> Work to be completed
Write out every entry exactly as given, but omit the pictures.

● ● ● ● ● ● ●

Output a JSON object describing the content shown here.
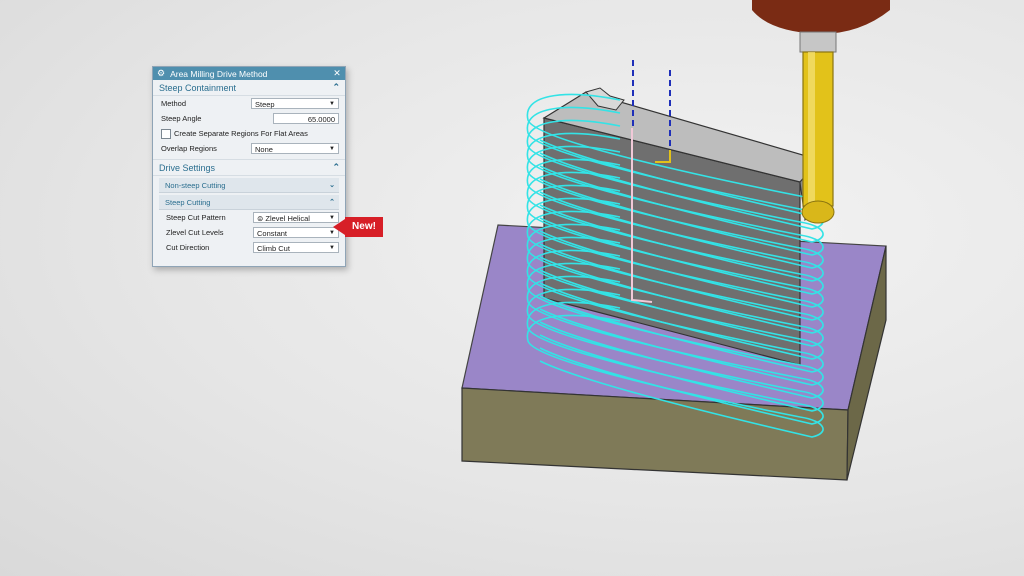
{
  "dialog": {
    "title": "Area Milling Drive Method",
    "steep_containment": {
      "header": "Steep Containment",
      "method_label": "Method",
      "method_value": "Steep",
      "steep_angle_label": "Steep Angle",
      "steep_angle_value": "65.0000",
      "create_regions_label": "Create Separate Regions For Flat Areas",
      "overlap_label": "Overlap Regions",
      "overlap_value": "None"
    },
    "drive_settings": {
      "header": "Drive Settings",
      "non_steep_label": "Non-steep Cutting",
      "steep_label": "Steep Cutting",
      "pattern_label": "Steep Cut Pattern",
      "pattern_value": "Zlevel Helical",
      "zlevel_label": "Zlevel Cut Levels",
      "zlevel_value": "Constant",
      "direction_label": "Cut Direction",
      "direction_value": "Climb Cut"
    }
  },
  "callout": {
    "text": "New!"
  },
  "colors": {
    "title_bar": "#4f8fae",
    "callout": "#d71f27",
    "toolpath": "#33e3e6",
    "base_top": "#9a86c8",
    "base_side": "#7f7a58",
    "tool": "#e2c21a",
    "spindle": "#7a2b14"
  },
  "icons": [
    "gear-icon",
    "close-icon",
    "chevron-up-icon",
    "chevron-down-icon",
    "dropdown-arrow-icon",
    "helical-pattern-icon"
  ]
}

● ● ● ● ● ● ●

> Solution for this problem
Output a JSON object describing the content shown here.
{
  "dialog": {
    "title": "Area Milling Drive Method",
    "steep_containment": {
      "header": "Steep Containment",
      "method_label": "Method",
      "method_value": "Steep",
      "steep_angle_label": "Steep Angle",
      "steep_angle_value": "65.0000",
      "create_regions_label": "Create Separate Regions For Flat Areas",
      "overlap_label": "Overlap Regions",
      "overlap_value": "None"
    },
    "drive_settings": {
      "header": "Drive Settings",
      "non_steep_label": "Non-steep Cutting",
      "steep_label": "Steep Cutting",
      "pattern_label": "Steep Cut Pattern",
      "pattern_value": "Zlevel Helical",
      "zlevel_label": "Zlevel Cut Levels",
      "zlevel_value": "Constant",
      "direction_label": "Cut Direction",
      "direction_value": "Climb Cut"
    }
  },
  "callout": {
    "text": "New!"
  },
  "colors": {
    "title_bar": "#4f8fae",
    "callout": "#d71f27",
    "toolpath": "#33e3e6",
    "base_top": "#9a86c8",
    "base_side": "#7f7a58",
    "tool": "#e2c21a",
    "spindle": "#7a2b14"
  },
  "icons": [
    "gear-icon",
    "close-icon",
    "chevron-up-icon",
    "chevron-down-icon",
    "dropdown-arrow-icon",
    "helical-pattern-icon"
  ]
}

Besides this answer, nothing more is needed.